**Data excerpts:**
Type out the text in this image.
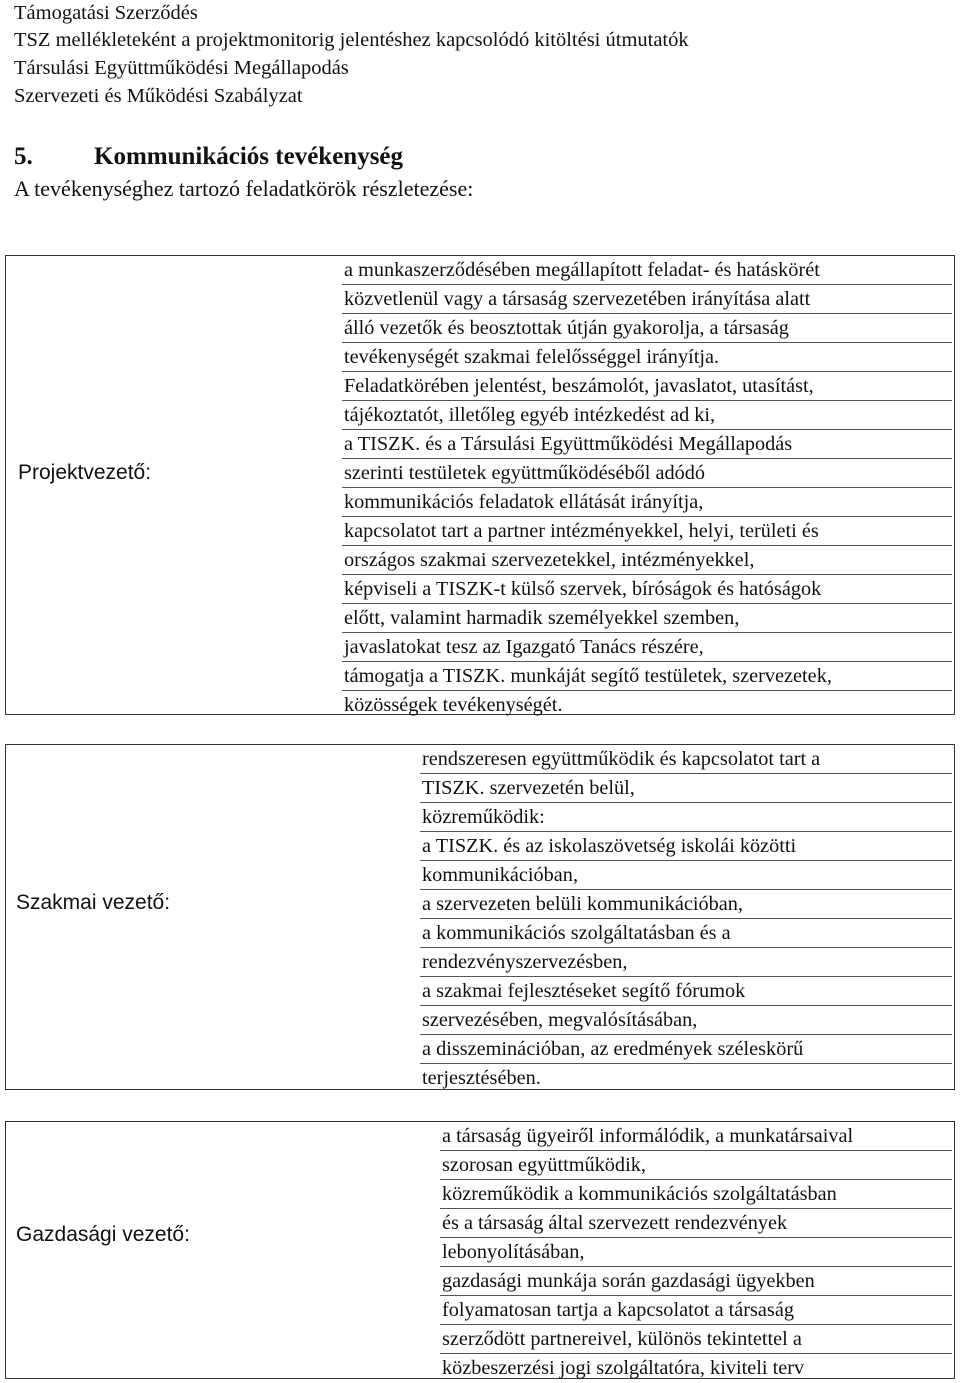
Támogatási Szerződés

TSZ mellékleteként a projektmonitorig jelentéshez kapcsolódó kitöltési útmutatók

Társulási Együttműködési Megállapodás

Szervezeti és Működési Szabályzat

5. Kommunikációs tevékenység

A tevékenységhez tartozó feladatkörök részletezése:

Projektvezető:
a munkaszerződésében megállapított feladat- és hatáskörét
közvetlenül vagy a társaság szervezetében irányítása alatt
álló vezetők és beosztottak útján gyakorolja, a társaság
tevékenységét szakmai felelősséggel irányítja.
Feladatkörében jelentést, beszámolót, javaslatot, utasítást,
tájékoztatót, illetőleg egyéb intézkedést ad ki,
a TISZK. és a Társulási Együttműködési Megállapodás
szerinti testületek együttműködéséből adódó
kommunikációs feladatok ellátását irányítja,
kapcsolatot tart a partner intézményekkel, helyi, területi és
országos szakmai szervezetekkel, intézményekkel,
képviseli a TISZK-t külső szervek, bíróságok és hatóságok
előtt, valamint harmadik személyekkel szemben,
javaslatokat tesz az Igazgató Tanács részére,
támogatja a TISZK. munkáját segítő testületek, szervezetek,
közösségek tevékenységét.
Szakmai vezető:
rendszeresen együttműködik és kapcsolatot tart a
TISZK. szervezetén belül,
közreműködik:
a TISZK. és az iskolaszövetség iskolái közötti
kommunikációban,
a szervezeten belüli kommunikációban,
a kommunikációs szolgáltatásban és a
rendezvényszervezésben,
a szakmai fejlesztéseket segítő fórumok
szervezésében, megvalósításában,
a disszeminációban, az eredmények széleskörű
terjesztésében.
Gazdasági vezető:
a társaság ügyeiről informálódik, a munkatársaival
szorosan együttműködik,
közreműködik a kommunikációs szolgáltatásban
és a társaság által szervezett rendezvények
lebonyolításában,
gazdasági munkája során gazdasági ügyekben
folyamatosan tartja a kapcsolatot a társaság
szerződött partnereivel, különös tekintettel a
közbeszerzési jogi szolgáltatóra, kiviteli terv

---

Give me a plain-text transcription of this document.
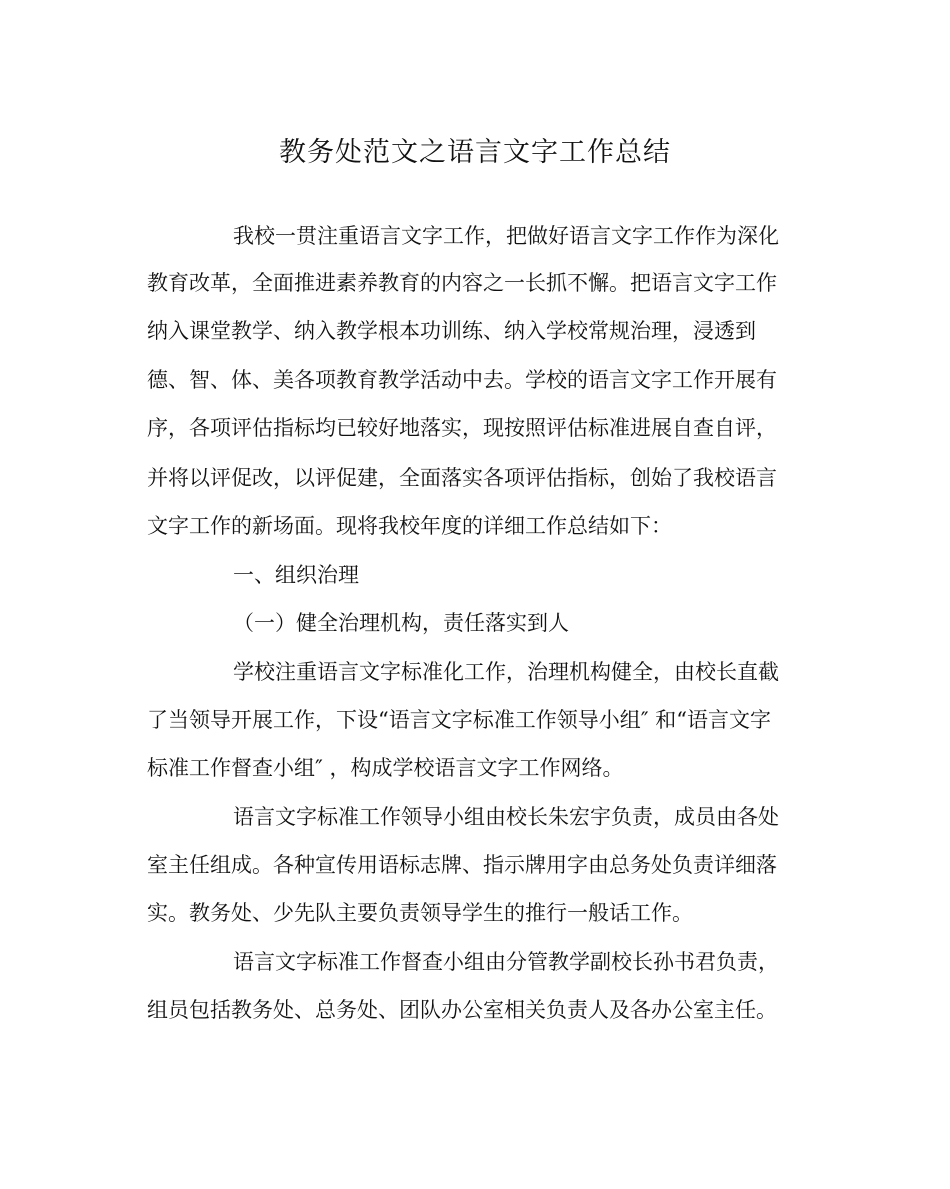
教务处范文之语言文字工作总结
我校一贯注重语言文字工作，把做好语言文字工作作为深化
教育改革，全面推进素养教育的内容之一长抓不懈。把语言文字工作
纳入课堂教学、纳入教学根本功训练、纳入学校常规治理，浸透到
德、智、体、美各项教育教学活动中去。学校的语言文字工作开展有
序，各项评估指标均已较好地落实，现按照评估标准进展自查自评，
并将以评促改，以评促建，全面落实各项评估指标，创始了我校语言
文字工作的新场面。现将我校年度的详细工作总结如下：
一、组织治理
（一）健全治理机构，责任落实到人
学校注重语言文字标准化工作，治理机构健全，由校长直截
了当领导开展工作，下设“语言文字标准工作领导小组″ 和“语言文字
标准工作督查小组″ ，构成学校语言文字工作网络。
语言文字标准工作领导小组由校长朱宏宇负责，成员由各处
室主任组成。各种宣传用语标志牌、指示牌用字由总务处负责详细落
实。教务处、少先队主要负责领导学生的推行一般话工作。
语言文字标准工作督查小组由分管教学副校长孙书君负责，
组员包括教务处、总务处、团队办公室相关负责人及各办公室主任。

**Aim of the exercise:** Go through the listing above and list every line that has the word "közreműködik".

**Result for this exercise:**
közreműködik:
közreműködik a kommunikációs szolgáltatásban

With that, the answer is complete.